Challenges:
1: In the article on workplace health and safety, which body primarily investigates accidents when they occur?
2: Name every component of a good safety system mentioned in the article on workplace health and safety.
3: Pick up the article on workplace health and safety where it ends and keep writing.

Passage to read:
---
Relax? Don’t do it 05 April 2013
No one can afford to be complacent over health and safety at work. Andrew Woolfall reviews the legal position for all involved in transport, and reveals common mistakes and the very real risks
In 2013, most businesses are concerned about health and safety. Whilst a small number still pay scant regard to either legislation or common sense, the vast majority at least try to go some way to meeting their statutory obligations. However, even those who feel they are fully compliant with health and safety regulations may find themselves falling foul of the law, if they forget simple human error.
A good safety system has to be comprised of many parts. A written health and safety policy is only the start. Detailed risk assessments and method statements are also core to preventing accidents, while regular auditing and reviews are essential to ensuring that everything works as intended and is kept up to date. It is, though, these latter items that are often an operator's downfall. But failure to properly audit and review often means that a lack of training or supervision is not highlighted. Assumptions are made that everything is correct, when that may not be the case.
The fact is that whilst a detailed policy and set of procedures might well exist, many companies do little more than 'make them available' by putting a copy in the canteen or rest room, or simply telling employees where to find it in the main office. They then believe that staff will read the documents, understand them and then implement the requirements. But an audit would reveal this not to be so.
One case I was involved in several years ago involved a large bus operator and an accident to a student undergoing work experience in one of its depots. The operator had superficially met all the requirements of the local college by producing detailed risk assessments, policies and manuals. However, what few people appreciated was that staff had not read the manuals (despite them being available in the main office) so, when undertaking certain types of repairs to vehicles, were not following prescribed practices. This led to the student being injured and, after almost 18 months of investigation, a prosecution against the operator and the imposition of substantial fines.
When accidents do occur they are primarily investigated by the HSE (Health and Safety Executive). If there is a fatality, the police are also involved. Other bodies can also be brought in to assist, and those may well include VOSA (the Vehicle and Operator Services Agency). Prosecutions can then be brought against the organisation, its directors and other individuals within the company. These might include managers but also workshop technicians.
Why? Because everybody in the business has a responsibility, in terms of health and safety. Individuals are responsible for their own safety and that of co-workers and anybody else who might be affected by their actions. If a manager fails to properly implement company policies or deal with incorrect working practices, or allows unsafe behaviour, then he or she may wind up in the dock alongside the company. These are not just corporate offences.
---
Records supplied:
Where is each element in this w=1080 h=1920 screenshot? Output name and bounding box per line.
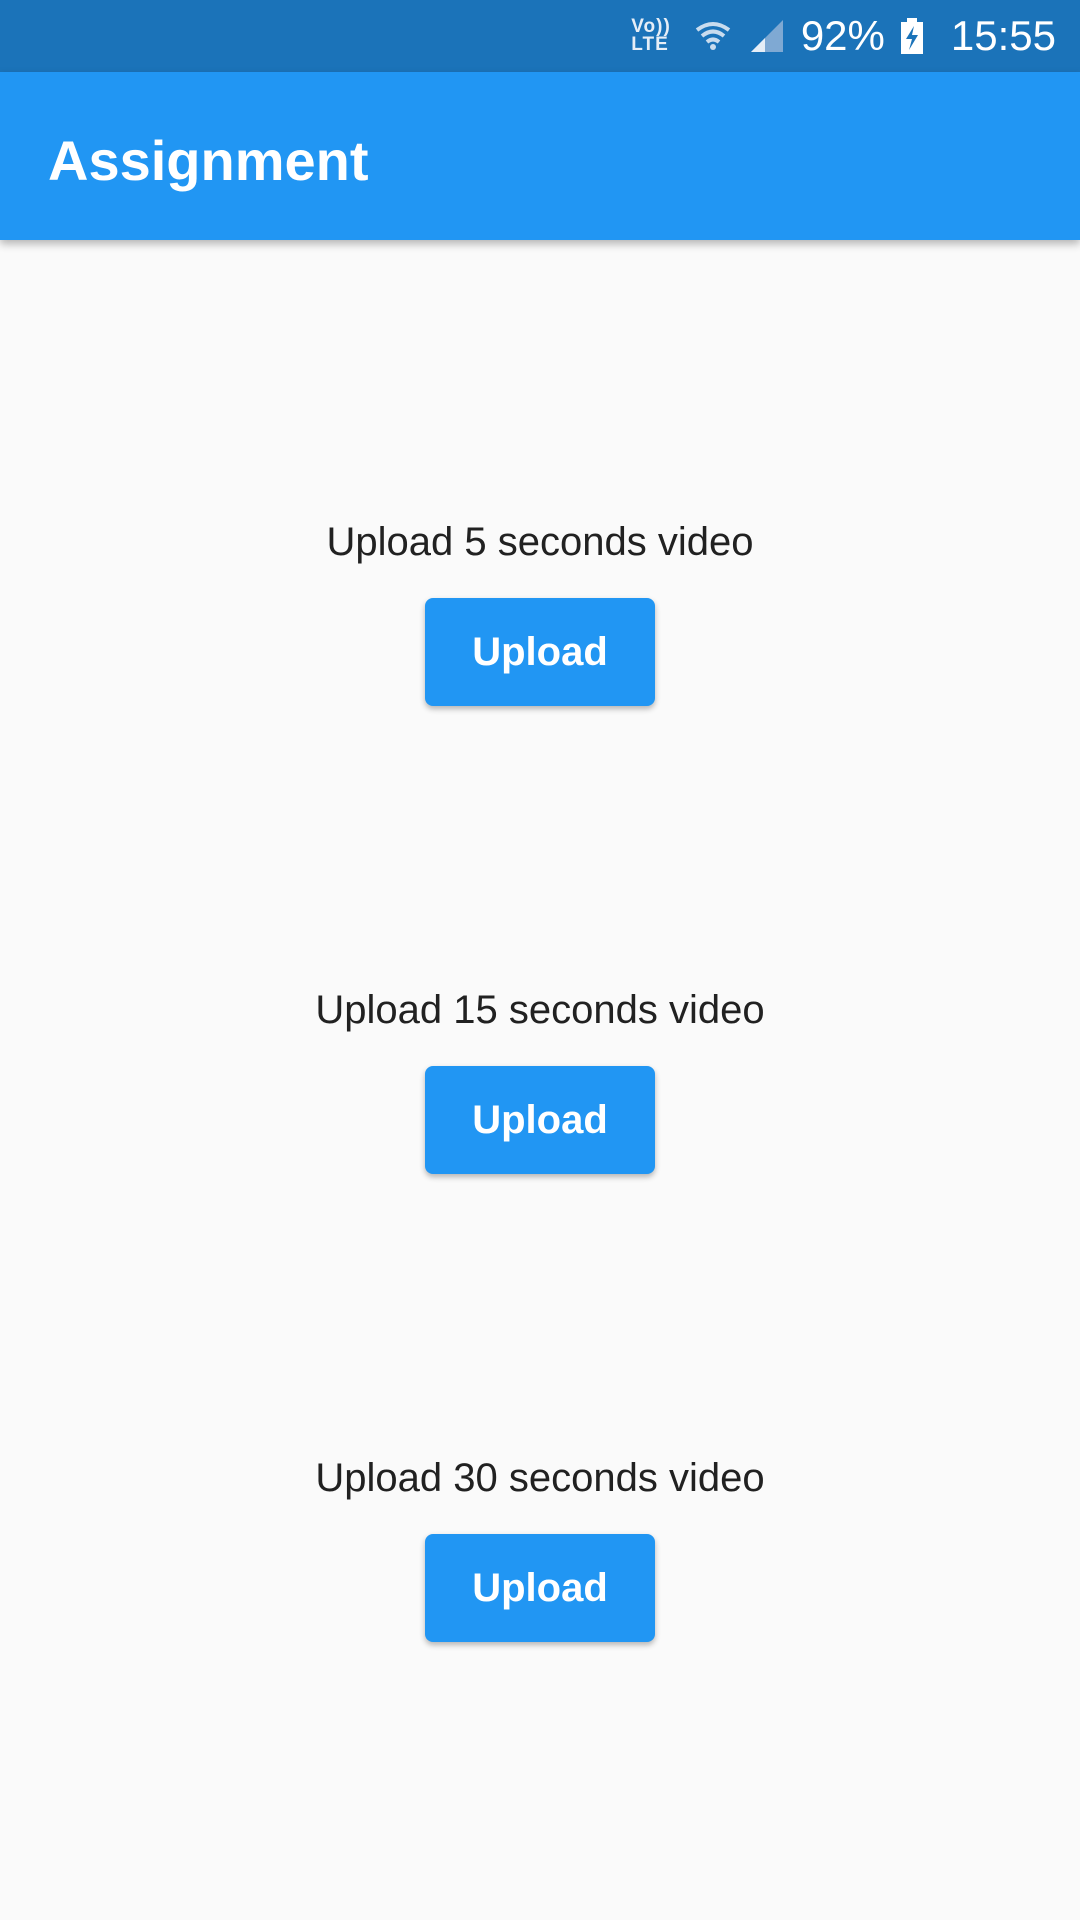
clock: 15:55 — [950, 12, 1056, 59]
status-icons: Vo)) LTE 92% 15:55 — [631, 0, 1056, 72]
battery-charging-icon — [899, 16, 925, 56]
upload-15s-button[interactable]: Upload — [425, 1066, 655, 1174]
upload-section-5s: Upload 5 seconds video Upload — [0, 516, 1080, 706]
section-label: Upload 30 seconds video — [315, 1456, 765, 1500]
upload-section-30s: Upload 30 seconds video Upload — [0, 1452, 1080, 1642]
section-label: Upload 15 seconds video — [315, 988, 765, 1032]
volte-indicator: Vo)) LTE — [631, 17, 671, 55]
page-title: Assignment — [48, 129, 369, 192]
battery-percentage: 92% — [800, 12, 885, 59]
upload-30s-button[interactable]: Upload — [425, 1534, 655, 1642]
section-label: Upload 5 seconds video — [326, 520, 754, 564]
wifi-icon — [693, 16, 733, 56]
upload-section-15s: Upload 15 seconds video Upload — [0, 984, 1080, 1174]
app-bar: Assignment — [0, 72, 1080, 240]
upload-5s-button[interactable]: Upload — [425, 598, 655, 706]
status-bar: Vo)) LTE 92% 15:55 — [0, 0, 1080, 72]
lte-label: LTE — [631, 34, 669, 55]
signal-icon — [747, 16, 787, 56]
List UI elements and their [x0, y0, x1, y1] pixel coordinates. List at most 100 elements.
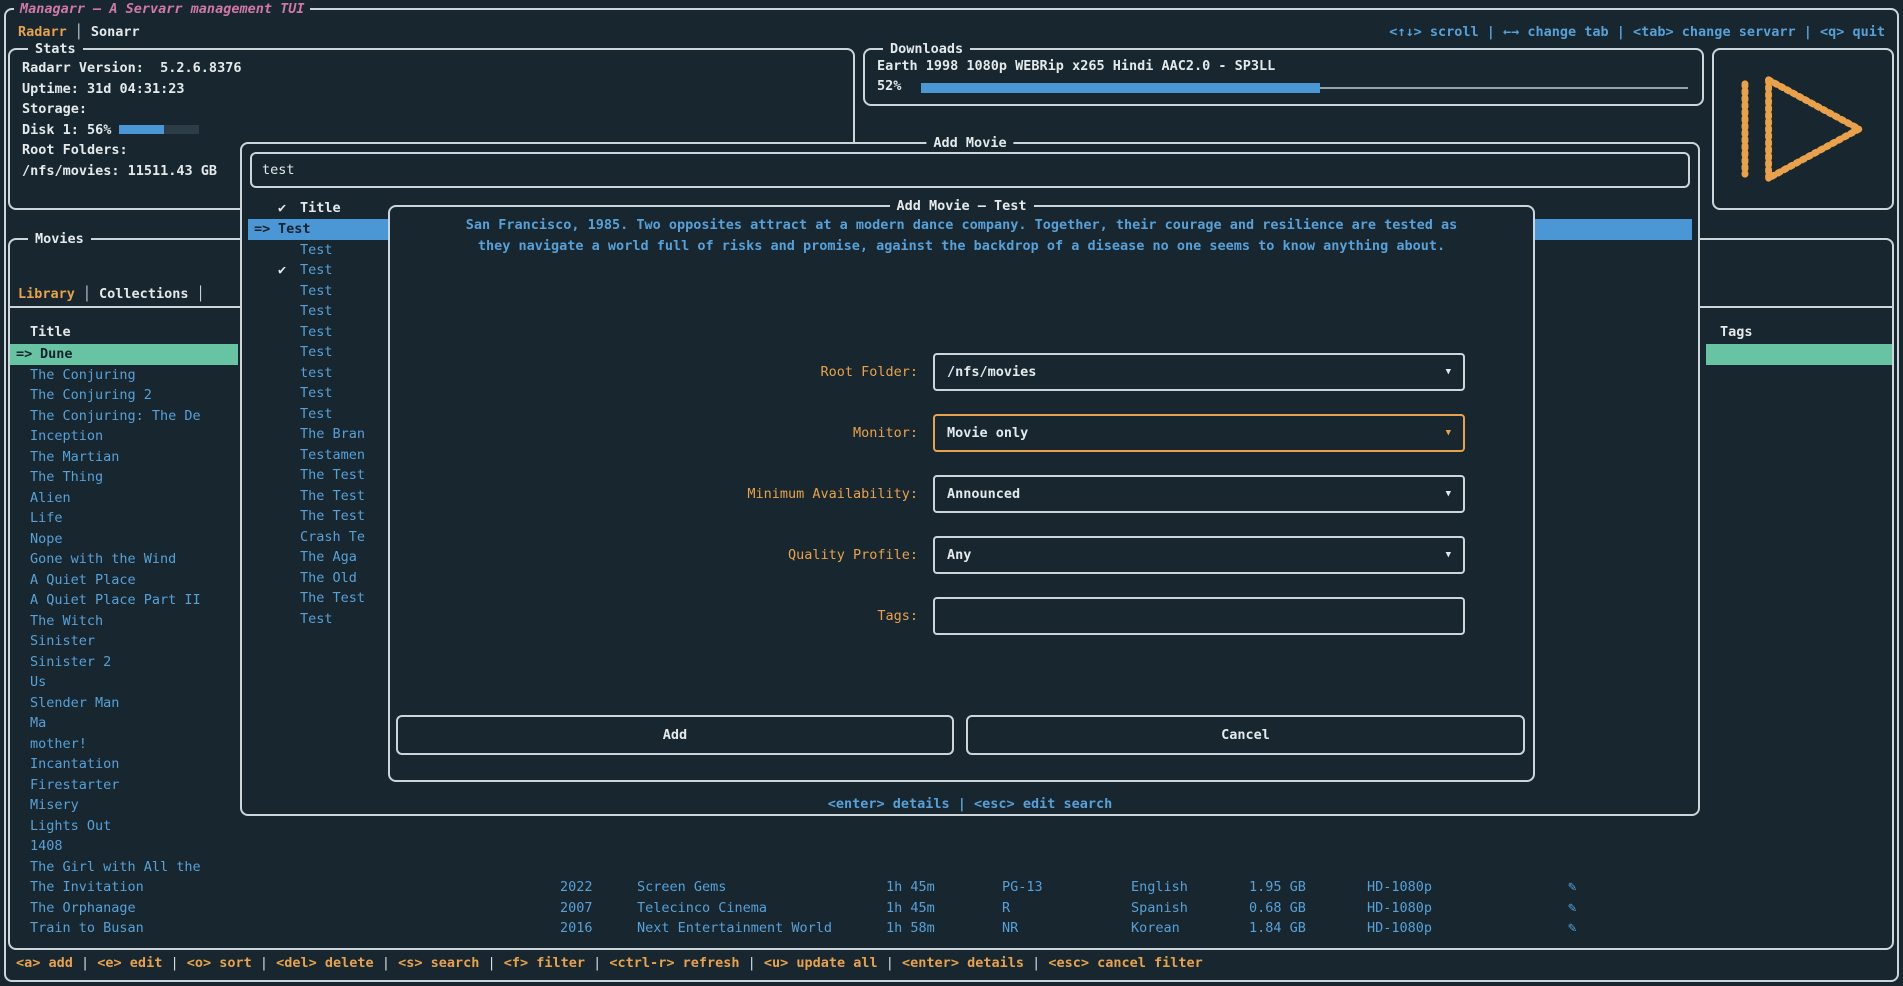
movie-table-row[interactable]: 2022 Screen Gems 1h 45m PG-13 English 1.… — [10, 877, 1888, 898]
downloads-panel: Downloads Earth 1998 1080p WEBRip x265 H… — [863, 48, 1704, 106]
movie-row[interactable]: A Quiet Place Part II — [10, 590, 240, 611]
in-library-check-icon: ✔ — [278, 260, 286, 281]
add-movie-search-input[interactable]: test — [250, 152, 1690, 188]
keybind-update-all: <u> update all — [764, 955, 878, 971]
movie-table-row[interactable]: 2016 Next Entertainment World 1h 58m NR … — [10, 918, 1888, 939]
movie-title: Sinister 2 — [30, 652, 111, 673]
keybar-separator: | — [162, 955, 186, 971]
movie-row[interactable]: Gone with the Wind — [10, 549, 240, 570]
movie-row[interactable]: Alien — [10, 488, 240, 509]
monitor-value: Movie only — [947, 416, 1028, 450]
keybind-delete: <del> delete — [276, 955, 374, 971]
cell-quality: HD-1080p — [1367, 898, 1432, 919]
keybar-separator: | — [73, 955, 97, 971]
monitor-select[interactable]: Movie only ▼ — [933, 414, 1465, 452]
root-folder-field: Root Folder: /nfs/movies ▼ — [390, 353, 1533, 391]
tab-separator: │ — [67, 24, 91, 40]
movie-row[interactable]: Life — [10, 508, 240, 529]
movie-row[interactable]: Nope — [10, 529, 240, 550]
movie-row[interactable]: The Martian — [10, 447, 240, 468]
keybind-cancel-filter: <esc> cancel filter — [1048, 955, 1202, 971]
cell-runtime: 1h 58m — [886, 918, 935, 939]
movie-row[interactable]: Inception — [10, 426, 240, 447]
movie-title: The Girl with All the — [30, 857, 201, 878]
minimum-availability-field: Minimum Availability: Announced ▼ — [390, 475, 1533, 513]
movie-title: mother! — [30, 734, 87, 755]
movie-title: Dune — [40, 344, 73, 365]
movie-row[interactable]: mother! — [10, 734, 240, 755]
movie-row[interactable]: Slender Man — [10, 693, 240, 714]
keybind-sort: <o> sort — [187, 955, 252, 971]
movie-row[interactable]: Sinister 2 — [10, 652, 240, 673]
movie-row[interactable]: Firestarter — [10, 775, 240, 796]
movie-row[interactable]: Lights Out — [10, 816, 240, 837]
keybind-edit: <e> edit — [97, 955, 162, 971]
result-title: Test — [300, 609, 333, 630]
storage-label: Storage: — [22, 99, 843, 120]
movie-title: A Quiet Place Part II — [30, 590, 201, 611]
search-input-value: test — [262, 154, 295, 186]
movie-overview-line1: San Francisco, 1985. Two opposites attra… — [390, 217, 1533, 233]
movie-row-selected[interactable]: =>Dune — [10, 344, 238, 365]
header-help: <↑↓> scroll | ←→ change tab | <tab> chan… — [1389, 22, 1885, 42]
result-title: Test — [300, 260, 333, 281]
movie-row[interactable]: Misery — [10, 795, 240, 816]
movie-row[interactable]: The Conjuring: The De — [10, 406, 240, 427]
title-column-header: Title — [30, 322, 71, 342]
movie-title: Us — [30, 672, 46, 693]
tab-separator: │ — [188, 286, 212, 302]
movie-row[interactable]: The Conjuring 2 — [10, 385, 240, 406]
add-button[interactable]: Add — [396, 715, 954, 755]
tab-collections[interactable]: Collections — [99, 286, 188, 302]
movie-row[interactable]: The Thing — [10, 467, 240, 488]
keybind-search: <s> search — [398, 955, 479, 971]
results-title-header: Title — [300, 198, 341, 219]
cancel-button[interactable]: Cancel — [966, 715, 1525, 755]
root-folder-select[interactable]: /nfs/movies ▼ — [933, 353, 1465, 391]
minimum-availability-select[interactable]: Announced ▼ — [933, 475, 1465, 513]
result-title: Test — [300, 322, 333, 343]
movies-panel-title: Movies — [28, 229, 91, 249]
movie-row[interactable]: A Quiet Place — [10, 570, 240, 591]
movie-row[interactable]: Ma — [10, 713, 240, 734]
movie-row[interactable]: Us — [10, 672, 240, 693]
movie-row[interactable]: Sinister — [10, 631, 240, 652]
edit-icon[interactable]: ✎ — [1568, 877, 1576, 898]
movie-row[interactable]: The Girl with All the — [10, 857, 240, 878]
servarr-tabs: Radarr│Sonarr — [18, 22, 140, 42]
keybind-filter: <f> filter — [504, 955, 585, 971]
edit-icon[interactable]: ✎ — [1568, 918, 1576, 939]
cell-size: 1.95 GB — [1249, 877, 1306, 898]
tab-library[interactable]: Library — [18, 286, 75, 302]
chevron-down-icon: ▼ — [1446, 550, 1451, 560]
keybind-refresh: <ctrl-r> refresh — [609, 955, 739, 971]
disk-usage-fill — [119, 125, 164, 134]
quality-profile-label: Quality Profile: — [398, 536, 918, 574]
movie-title: Misery — [30, 795, 79, 816]
movie-table-row[interactable]: 2007 Telecinco Cinema 1h 45m R Spanish 0… — [10, 898, 1888, 919]
movie-title: The Conjuring: The De — [30, 406, 201, 427]
edit-icon[interactable]: ✎ — [1568, 898, 1576, 919]
movie-title: A Quiet Place — [30, 570, 136, 591]
movie-overview-line2: they navigate a world full of risks and … — [390, 238, 1533, 254]
tags-field: Tags: — [390, 597, 1533, 635]
tags-input[interactable] — [933, 597, 1465, 635]
movie-row[interactable]: 1408 — [10, 836, 240, 857]
tab-sonarr[interactable]: Sonarr — [91, 24, 140, 40]
movie-row[interactable]: The Witch — [10, 611, 240, 632]
keybind-details: <enter> details — [902, 955, 1024, 971]
keybinding-bar: <a> add | <e> edit | <o> sort | <del> de… — [16, 953, 1203, 973]
tab-radarr[interactable]: Radarr — [18, 24, 67, 40]
add-button-label: Add — [663, 727, 687, 743]
quality-profile-select[interactable]: Any ▼ — [933, 536, 1465, 574]
result-title: Test — [278, 219, 311, 240]
result-title: Test — [300, 240, 333, 261]
movie-row[interactable]: The Conjuring — [10, 365, 240, 386]
movie-title: Lights Out — [30, 816, 111, 837]
check-column-header: ✔ — [278, 198, 286, 219]
movie-row[interactable]: Incantation — [10, 754, 240, 775]
movie-title: 1408 — [30, 836, 63, 857]
cell-quality: HD-1080p — [1367, 877, 1432, 898]
result-title: The Aga — [300, 547, 357, 568]
movie-title: The Conjuring 2 — [30, 385, 152, 406]
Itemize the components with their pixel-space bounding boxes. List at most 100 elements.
---
Results of the tasks:
1: The HSE (Health and Safety Executive).

2: A written health and safety policy, detailed risk assessments, method statements, regular auditing, and reviews.

3:
Convictions against individuals can lead to fines or even custodial sentences. Companies can face the prospect of fines running into hundreds of thousands of pounds. Prior to the introduction of corporate manslaughter, the Sentencing Guidelines Council undertook a consultation as to how this new offence, along with related health and safety infringements, should be dealt with.
Originally, the starting position was that fines should be in the region of 1—7.5% of a company's average turnover. This was because, at that time, the largest fine imposed for health and safety cases was £15million, against Transco following a fatal accident that took four lives. That sum amounted to 5% of the company's post tax profits. However, the final guidelines do not give a percentage indicator but instead indicate that for a fatal accident, if prosecuted as a health and safety breach, the fine should seldom be less than £100,000. Meanwhile, if prosecuted as corporate manslaughter, the fine should rarely be less than £500,000.
Even in non-fatal cases and where a company has good systems and procedures, employees failing to follow training and instruction can still lead to fines running into several thousands of pounds. This is because, although policies and procedures may have been in place and training given, auditing will not have been undertaken to establish that guidance is being followed.
A good example concerns another more recent case involving a commercial garage that had a ban on employees working at height using ladders. Indeed, a working platform had been purchased specifically for this purpose. Again, all systems and procedures were in place and the business had even been audited by its insurer with a view to compliance. Unfortunately, the workshop foreman chose to ignore training and standard operating procedures, and decided to undertake work on the cab of a vehicle, accessing this location by ladder. The inevitable happened and he fell and injured himself. The HSE investigated and prosecuted on the basis that the company had failed to properly audit itself so hadn't discovered that standard practices were not being followed.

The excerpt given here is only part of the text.